> **Stated goal**
Pull out all lines from the listing below in which the word "fluoro" appears.

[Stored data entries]
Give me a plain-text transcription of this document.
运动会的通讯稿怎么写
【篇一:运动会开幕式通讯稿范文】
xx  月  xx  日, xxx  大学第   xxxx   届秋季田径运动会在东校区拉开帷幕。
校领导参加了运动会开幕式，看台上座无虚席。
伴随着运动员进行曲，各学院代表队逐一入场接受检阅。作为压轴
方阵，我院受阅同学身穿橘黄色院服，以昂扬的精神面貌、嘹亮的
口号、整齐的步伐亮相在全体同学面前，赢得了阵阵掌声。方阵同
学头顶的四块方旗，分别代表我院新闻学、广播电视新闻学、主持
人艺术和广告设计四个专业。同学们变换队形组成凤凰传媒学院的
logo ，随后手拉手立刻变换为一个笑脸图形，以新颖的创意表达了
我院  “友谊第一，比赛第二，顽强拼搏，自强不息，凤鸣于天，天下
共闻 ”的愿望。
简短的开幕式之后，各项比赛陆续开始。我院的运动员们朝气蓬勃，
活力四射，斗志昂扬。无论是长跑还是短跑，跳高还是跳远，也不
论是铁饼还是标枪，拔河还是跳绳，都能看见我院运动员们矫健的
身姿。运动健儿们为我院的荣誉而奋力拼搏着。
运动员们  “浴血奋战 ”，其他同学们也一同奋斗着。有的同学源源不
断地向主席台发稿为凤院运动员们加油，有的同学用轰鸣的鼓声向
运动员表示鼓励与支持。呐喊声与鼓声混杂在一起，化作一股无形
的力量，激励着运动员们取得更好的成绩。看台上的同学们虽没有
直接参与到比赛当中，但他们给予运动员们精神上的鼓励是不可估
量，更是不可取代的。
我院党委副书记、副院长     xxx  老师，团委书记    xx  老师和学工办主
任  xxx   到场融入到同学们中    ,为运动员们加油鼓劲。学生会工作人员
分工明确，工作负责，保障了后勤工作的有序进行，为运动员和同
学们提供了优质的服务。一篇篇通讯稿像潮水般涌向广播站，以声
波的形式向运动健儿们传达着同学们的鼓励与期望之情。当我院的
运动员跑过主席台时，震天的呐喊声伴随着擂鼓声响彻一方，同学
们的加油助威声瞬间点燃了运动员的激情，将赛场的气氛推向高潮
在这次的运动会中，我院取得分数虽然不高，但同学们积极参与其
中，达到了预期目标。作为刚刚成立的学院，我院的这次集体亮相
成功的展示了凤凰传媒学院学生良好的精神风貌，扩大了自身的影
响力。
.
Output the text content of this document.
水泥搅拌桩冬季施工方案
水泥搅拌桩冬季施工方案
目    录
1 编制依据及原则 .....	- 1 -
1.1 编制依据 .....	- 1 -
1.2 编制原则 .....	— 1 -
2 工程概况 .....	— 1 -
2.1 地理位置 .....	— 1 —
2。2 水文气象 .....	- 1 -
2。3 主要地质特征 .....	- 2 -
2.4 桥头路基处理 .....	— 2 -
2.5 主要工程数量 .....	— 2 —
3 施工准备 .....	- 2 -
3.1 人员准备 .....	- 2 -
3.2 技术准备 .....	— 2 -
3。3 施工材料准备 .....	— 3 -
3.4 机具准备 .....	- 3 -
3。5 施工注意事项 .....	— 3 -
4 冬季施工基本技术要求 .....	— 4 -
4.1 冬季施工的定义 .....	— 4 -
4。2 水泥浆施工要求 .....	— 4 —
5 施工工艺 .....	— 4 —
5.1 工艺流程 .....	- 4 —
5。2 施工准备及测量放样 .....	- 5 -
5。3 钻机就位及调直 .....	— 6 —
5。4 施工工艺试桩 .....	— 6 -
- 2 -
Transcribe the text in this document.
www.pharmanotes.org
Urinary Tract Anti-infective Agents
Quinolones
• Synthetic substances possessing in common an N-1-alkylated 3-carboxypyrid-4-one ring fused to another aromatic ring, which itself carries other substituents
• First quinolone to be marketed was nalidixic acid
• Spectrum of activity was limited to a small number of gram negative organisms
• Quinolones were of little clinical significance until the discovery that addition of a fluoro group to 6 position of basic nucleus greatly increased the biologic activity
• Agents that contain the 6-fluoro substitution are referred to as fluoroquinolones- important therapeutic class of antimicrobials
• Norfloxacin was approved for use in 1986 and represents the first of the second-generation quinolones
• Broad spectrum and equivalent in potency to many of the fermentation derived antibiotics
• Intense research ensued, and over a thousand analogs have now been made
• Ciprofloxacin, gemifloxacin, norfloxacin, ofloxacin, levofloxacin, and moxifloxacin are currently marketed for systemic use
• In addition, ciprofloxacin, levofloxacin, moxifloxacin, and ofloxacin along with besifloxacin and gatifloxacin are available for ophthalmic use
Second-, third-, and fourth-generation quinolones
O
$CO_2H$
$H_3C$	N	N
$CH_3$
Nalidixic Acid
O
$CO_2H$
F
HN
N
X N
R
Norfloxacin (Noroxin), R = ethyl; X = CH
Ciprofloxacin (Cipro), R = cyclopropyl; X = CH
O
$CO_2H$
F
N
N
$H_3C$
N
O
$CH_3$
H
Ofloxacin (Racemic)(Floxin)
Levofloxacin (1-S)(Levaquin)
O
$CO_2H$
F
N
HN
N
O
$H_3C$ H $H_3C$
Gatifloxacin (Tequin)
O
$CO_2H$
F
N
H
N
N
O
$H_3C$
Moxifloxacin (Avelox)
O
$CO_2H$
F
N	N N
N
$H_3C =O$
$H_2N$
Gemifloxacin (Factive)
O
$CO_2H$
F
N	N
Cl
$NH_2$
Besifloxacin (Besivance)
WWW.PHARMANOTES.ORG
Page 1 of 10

> **Complete output**
• Quinolones were of little clinical significance until the discovery that addition of a fluoro group to 6 position of basic nucleus greatly increased the biologic activity
• Agents that contain the 6-fluoro substitution are referred to as fluoroquinolones- important therapeutic class of antimicrobials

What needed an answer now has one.